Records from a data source
↓

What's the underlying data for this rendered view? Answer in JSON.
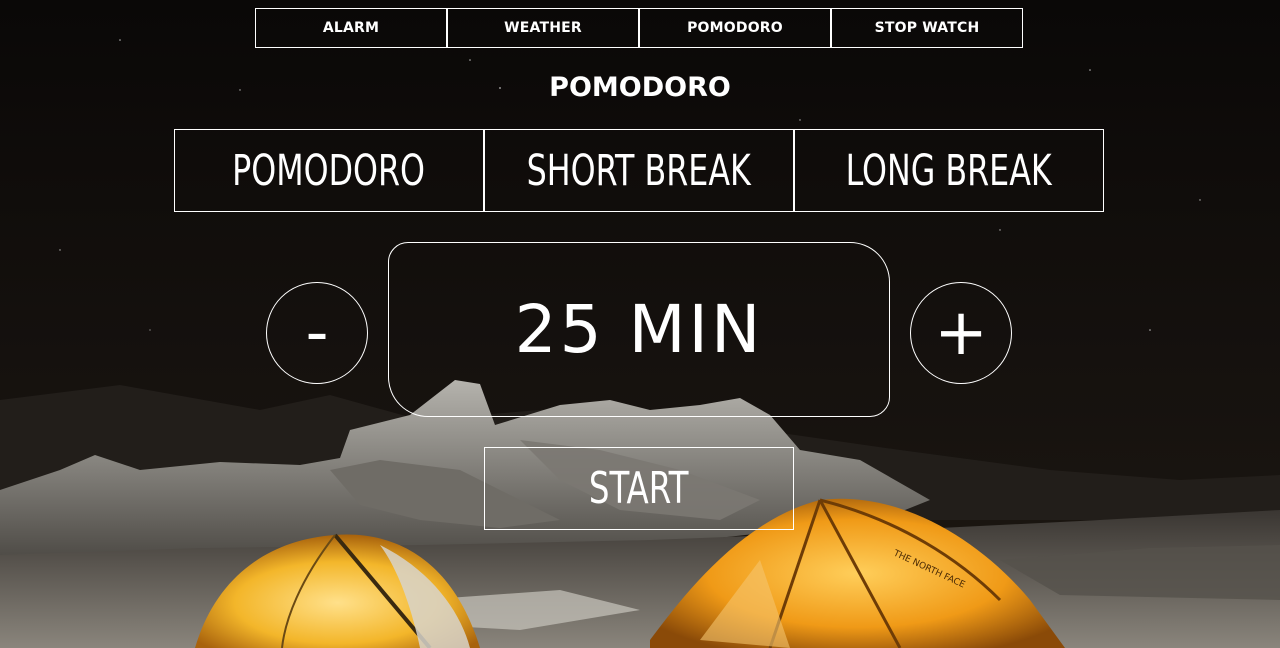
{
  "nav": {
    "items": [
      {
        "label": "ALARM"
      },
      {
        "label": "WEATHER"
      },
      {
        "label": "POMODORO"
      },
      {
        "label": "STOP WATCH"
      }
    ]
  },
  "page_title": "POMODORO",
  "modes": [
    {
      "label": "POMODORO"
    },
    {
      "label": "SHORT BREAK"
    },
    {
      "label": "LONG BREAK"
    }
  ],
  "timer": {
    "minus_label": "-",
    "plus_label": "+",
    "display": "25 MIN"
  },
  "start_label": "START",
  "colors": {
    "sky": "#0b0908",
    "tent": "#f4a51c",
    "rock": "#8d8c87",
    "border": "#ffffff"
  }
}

↑

Give every line above again exactly, with no pictures.

§ **Final result**:
What's the underlying data for this rendered view? Answer in JSON.
{
  "nav": {
    "items": [
      {
        "label": "ALARM"
      },
      {
        "label": "WEATHER"
      },
      {
        "label": "POMODORO"
      },
      {
        "label": "STOP WATCH"
      }
    ]
  },
  "page_title": "POMODORO",
  "modes": [
    {
      "label": "POMODORO"
    },
    {
      "label": "SHORT BREAK"
    },
    {
      "label": "LONG BREAK"
    }
  ],
  "timer": {
    "minus_label": "-",
    "plus_label": "+",
    "display": "25 MIN"
  },
  "start_label": "START",
  "colors": {
    "sky": "#0b0908",
    "tent": "#f4a51c",
    "rock": "#8d8c87",
    "border": "#ffffff"
  }
}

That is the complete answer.